BEGIN DATASET EXTRACT
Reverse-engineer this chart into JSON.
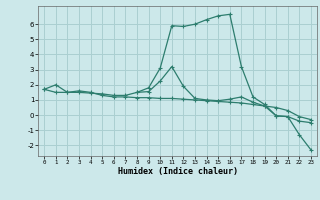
{
  "xlabel": "Humidex (Indice chaleur)",
  "background_color": "#cce8ea",
  "grid_color": "#aacfd1",
  "line_color": "#2d7d6e",
  "xlim": [
    -0.5,
    23.5
  ],
  "ylim": [
    -2.7,
    7.2
  ],
  "xticks": [
    0,
    1,
    2,
    3,
    4,
    5,
    6,
    7,
    8,
    9,
    10,
    11,
    12,
    13,
    14,
    15,
    16,
    17,
    18,
    19,
    20,
    21,
    22,
    23
  ],
  "yticks": [
    -2,
    -1,
    0,
    1,
    2,
    3,
    4,
    5,
    6
  ],
  "series1_x": [
    0,
    1,
    2,
    3,
    4,
    5,
    6,
    7,
    8,
    9,
    10,
    11,
    12,
    13,
    14,
    15,
    16,
    17,
    18,
    19,
    20,
    21,
    22,
    23
  ],
  "series1_y": [
    1.7,
    2.0,
    1.5,
    1.6,
    1.5,
    1.3,
    1.2,
    1.2,
    1.15,
    1.15,
    1.1,
    1.1,
    1.05,
    1.0,
    0.95,
    0.9,
    0.85,
    0.8,
    0.7,
    0.6,
    0.5,
    0.3,
    -0.1,
    -0.3
  ],
  "series2_x": [
    0,
    1,
    2,
    3,
    4,
    5,
    6,
    7,
    8,
    9,
    10,
    11,
    12,
    13,
    14,
    15,
    16,
    17,
    18,
    19,
    20,
    21,
    22,
    23
  ],
  "series2_y": [
    1.7,
    1.5,
    1.5,
    1.5,
    1.45,
    1.4,
    1.3,
    1.3,
    1.5,
    1.8,
    3.1,
    5.9,
    5.85,
    6.0,
    6.3,
    6.55,
    6.65,
    3.2,
    1.2,
    0.7,
    -0.05,
    -0.1,
    -1.3,
    -2.3
  ],
  "series3_x": [
    8,
    9,
    10,
    11,
    12,
    13,
    14,
    15,
    16,
    17,
    18,
    19,
    20,
    21,
    22,
    23
  ],
  "series3_y": [
    1.5,
    1.55,
    2.25,
    3.2,
    1.9,
    1.1,
    1.0,
    0.95,
    1.05,
    1.2,
    0.85,
    0.6,
    -0.05,
    -0.1,
    -0.4,
    -0.5
  ]
}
END DATASET EXTRACT
> **PROBLEM DETAILS**
Reproduce every record word for word. The copy must contain no pictures.

> **TASK RESPONSE**
Reverse-engineer this chart into JSON.
{
  "xlabel": "Humidex (Indice chaleur)",
  "background_color": "#cce8ea",
  "grid_color": "#aacfd1",
  "line_color": "#2d7d6e",
  "xlim": [
    -0.5,
    23.5
  ],
  "ylim": [
    -2.7,
    7.2
  ],
  "xticks": [
    0,
    1,
    2,
    3,
    4,
    5,
    6,
    7,
    8,
    9,
    10,
    11,
    12,
    13,
    14,
    15,
    16,
    17,
    18,
    19,
    20,
    21,
    22,
    23
  ],
  "yticks": [
    -2,
    -1,
    0,
    1,
    2,
    3,
    4,
    5,
    6
  ],
  "series1_x": [
    0,
    1,
    2,
    3,
    4,
    5,
    6,
    7,
    8,
    9,
    10,
    11,
    12,
    13,
    14,
    15,
    16,
    17,
    18,
    19,
    20,
    21,
    22,
    23
  ],
  "series1_y": [
    1.7,
    2.0,
    1.5,
    1.6,
    1.5,
    1.3,
    1.2,
    1.2,
    1.15,
    1.15,
    1.1,
    1.1,
    1.05,
    1.0,
    0.95,
    0.9,
    0.85,
    0.8,
    0.7,
    0.6,
    0.5,
    0.3,
    -0.1,
    -0.3
  ],
  "series2_x": [
    0,
    1,
    2,
    3,
    4,
    5,
    6,
    7,
    8,
    9,
    10,
    11,
    12,
    13,
    14,
    15,
    16,
    17,
    18,
    19,
    20,
    21,
    22,
    23
  ],
  "series2_y": [
    1.7,
    1.5,
    1.5,
    1.5,
    1.45,
    1.4,
    1.3,
    1.3,
    1.5,
    1.8,
    3.1,
    5.9,
    5.85,
    6.0,
    6.3,
    6.55,
    6.65,
    3.2,
    1.2,
    0.7,
    -0.05,
    -0.1,
    -1.3,
    -2.3
  ],
  "series3_x": [
    8,
    9,
    10,
    11,
    12,
    13,
    14,
    15,
    16,
    17,
    18,
    19,
    20,
    21,
    22,
    23
  ],
  "series3_y": [
    1.5,
    1.55,
    2.25,
    3.2,
    1.9,
    1.1,
    1.0,
    0.95,
    1.05,
    1.2,
    0.85,
    0.6,
    -0.05,
    -0.1,
    -0.4,
    -0.5
  ]
}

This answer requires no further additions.